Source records
·····
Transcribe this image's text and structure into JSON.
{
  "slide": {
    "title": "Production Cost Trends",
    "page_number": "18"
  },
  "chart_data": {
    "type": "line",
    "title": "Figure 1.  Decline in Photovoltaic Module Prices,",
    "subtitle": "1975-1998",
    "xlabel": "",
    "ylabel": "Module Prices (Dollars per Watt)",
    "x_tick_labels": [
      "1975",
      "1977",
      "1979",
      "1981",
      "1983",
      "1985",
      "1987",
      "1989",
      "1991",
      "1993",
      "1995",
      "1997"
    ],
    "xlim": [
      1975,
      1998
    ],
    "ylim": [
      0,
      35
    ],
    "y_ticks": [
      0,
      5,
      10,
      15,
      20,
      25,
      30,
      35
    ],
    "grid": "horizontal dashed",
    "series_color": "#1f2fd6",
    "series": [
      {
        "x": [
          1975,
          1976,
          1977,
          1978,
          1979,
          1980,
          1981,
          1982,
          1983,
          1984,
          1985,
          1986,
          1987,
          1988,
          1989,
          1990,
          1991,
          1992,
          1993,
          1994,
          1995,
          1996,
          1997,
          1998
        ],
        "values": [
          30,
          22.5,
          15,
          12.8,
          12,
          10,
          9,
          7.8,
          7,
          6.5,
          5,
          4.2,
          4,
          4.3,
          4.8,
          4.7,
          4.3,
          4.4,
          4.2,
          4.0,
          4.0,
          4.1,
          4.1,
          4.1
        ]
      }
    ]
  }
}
·····
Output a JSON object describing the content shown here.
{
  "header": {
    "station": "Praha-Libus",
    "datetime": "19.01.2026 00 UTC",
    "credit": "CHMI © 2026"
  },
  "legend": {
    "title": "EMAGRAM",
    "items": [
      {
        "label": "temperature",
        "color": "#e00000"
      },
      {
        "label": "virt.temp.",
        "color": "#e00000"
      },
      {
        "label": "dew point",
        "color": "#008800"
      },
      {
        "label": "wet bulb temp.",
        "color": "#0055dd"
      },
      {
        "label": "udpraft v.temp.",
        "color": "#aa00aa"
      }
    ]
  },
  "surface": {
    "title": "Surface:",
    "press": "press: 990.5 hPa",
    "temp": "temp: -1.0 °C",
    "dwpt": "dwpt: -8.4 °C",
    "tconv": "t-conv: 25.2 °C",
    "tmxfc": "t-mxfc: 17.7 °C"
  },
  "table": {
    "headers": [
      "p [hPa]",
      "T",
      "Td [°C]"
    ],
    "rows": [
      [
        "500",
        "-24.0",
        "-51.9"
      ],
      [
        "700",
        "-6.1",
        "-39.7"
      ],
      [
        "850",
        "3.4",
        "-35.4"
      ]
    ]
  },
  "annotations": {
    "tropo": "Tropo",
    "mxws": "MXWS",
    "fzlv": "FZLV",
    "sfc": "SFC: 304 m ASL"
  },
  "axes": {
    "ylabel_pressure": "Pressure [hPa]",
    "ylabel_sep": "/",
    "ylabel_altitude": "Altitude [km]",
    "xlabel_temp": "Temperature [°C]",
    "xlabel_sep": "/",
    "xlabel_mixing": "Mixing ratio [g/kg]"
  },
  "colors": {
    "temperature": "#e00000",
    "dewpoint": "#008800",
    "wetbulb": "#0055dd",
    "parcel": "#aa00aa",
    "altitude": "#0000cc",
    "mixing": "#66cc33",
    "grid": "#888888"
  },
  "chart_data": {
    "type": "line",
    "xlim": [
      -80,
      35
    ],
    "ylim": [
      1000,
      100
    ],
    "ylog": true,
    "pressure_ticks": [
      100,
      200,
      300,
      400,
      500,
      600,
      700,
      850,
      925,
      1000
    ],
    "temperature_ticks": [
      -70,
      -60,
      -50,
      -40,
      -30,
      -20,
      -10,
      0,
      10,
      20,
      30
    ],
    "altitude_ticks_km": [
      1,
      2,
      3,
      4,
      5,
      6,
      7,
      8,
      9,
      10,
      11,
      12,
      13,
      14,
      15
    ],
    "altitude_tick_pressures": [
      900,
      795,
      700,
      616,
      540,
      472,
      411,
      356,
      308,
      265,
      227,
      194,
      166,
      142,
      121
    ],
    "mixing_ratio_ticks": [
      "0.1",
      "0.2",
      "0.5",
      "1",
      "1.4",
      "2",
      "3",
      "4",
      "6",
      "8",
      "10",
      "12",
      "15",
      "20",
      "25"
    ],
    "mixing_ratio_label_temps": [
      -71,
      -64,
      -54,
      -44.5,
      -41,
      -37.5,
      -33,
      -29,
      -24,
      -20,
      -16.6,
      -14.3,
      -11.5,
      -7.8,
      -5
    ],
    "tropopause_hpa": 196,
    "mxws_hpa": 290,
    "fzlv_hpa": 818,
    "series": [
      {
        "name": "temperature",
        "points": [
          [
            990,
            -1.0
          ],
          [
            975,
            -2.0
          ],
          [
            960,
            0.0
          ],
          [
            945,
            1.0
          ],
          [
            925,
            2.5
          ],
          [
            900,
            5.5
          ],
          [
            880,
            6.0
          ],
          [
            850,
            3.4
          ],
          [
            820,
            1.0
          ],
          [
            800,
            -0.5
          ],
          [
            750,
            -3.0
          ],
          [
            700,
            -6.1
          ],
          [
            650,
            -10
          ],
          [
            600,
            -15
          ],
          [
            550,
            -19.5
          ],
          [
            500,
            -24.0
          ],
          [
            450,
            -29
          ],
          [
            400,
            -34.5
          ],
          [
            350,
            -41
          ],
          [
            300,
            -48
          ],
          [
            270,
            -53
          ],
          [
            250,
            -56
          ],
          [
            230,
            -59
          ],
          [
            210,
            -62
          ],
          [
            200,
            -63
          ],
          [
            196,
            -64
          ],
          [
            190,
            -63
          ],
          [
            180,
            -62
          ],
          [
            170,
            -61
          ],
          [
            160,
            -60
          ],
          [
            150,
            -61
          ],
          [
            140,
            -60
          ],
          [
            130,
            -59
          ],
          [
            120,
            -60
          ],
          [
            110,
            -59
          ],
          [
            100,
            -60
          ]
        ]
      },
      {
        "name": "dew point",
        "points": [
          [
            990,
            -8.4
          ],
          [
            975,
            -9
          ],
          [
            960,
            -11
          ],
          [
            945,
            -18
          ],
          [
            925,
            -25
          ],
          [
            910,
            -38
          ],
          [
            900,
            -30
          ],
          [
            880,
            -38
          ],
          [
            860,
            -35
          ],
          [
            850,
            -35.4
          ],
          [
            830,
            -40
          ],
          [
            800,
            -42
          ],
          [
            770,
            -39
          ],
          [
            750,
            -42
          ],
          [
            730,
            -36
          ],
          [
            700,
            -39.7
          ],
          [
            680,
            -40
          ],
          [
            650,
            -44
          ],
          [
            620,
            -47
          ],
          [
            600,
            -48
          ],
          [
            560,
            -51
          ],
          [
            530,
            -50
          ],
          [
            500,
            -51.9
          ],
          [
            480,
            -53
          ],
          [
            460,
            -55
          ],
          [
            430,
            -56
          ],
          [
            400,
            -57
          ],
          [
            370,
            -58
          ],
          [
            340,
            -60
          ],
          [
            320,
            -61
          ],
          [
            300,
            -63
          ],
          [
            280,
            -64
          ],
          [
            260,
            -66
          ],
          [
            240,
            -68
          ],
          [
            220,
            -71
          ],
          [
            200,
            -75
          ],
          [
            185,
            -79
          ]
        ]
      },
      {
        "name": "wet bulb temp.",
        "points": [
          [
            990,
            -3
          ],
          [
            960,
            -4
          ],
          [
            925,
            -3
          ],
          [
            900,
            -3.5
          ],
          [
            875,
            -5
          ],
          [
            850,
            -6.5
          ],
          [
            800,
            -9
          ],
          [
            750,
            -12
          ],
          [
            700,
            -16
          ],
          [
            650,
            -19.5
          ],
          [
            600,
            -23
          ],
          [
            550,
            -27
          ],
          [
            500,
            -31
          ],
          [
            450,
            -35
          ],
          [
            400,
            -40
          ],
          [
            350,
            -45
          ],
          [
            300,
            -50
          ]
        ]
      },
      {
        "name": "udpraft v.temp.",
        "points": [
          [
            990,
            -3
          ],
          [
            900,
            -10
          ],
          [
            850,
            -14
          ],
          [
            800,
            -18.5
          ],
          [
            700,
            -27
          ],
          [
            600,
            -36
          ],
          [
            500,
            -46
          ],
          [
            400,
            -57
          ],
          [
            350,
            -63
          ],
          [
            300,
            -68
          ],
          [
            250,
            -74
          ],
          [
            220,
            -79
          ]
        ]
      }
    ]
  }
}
·····
EXERCISE TASK
Copy every line of the listing containing the string "Module".

FINAL ANSWER
    "title": "Figure 1.  Decline in Photovoltaic Module Prices,",
    "ylabel": "Module Prices (Dollars per Watt)",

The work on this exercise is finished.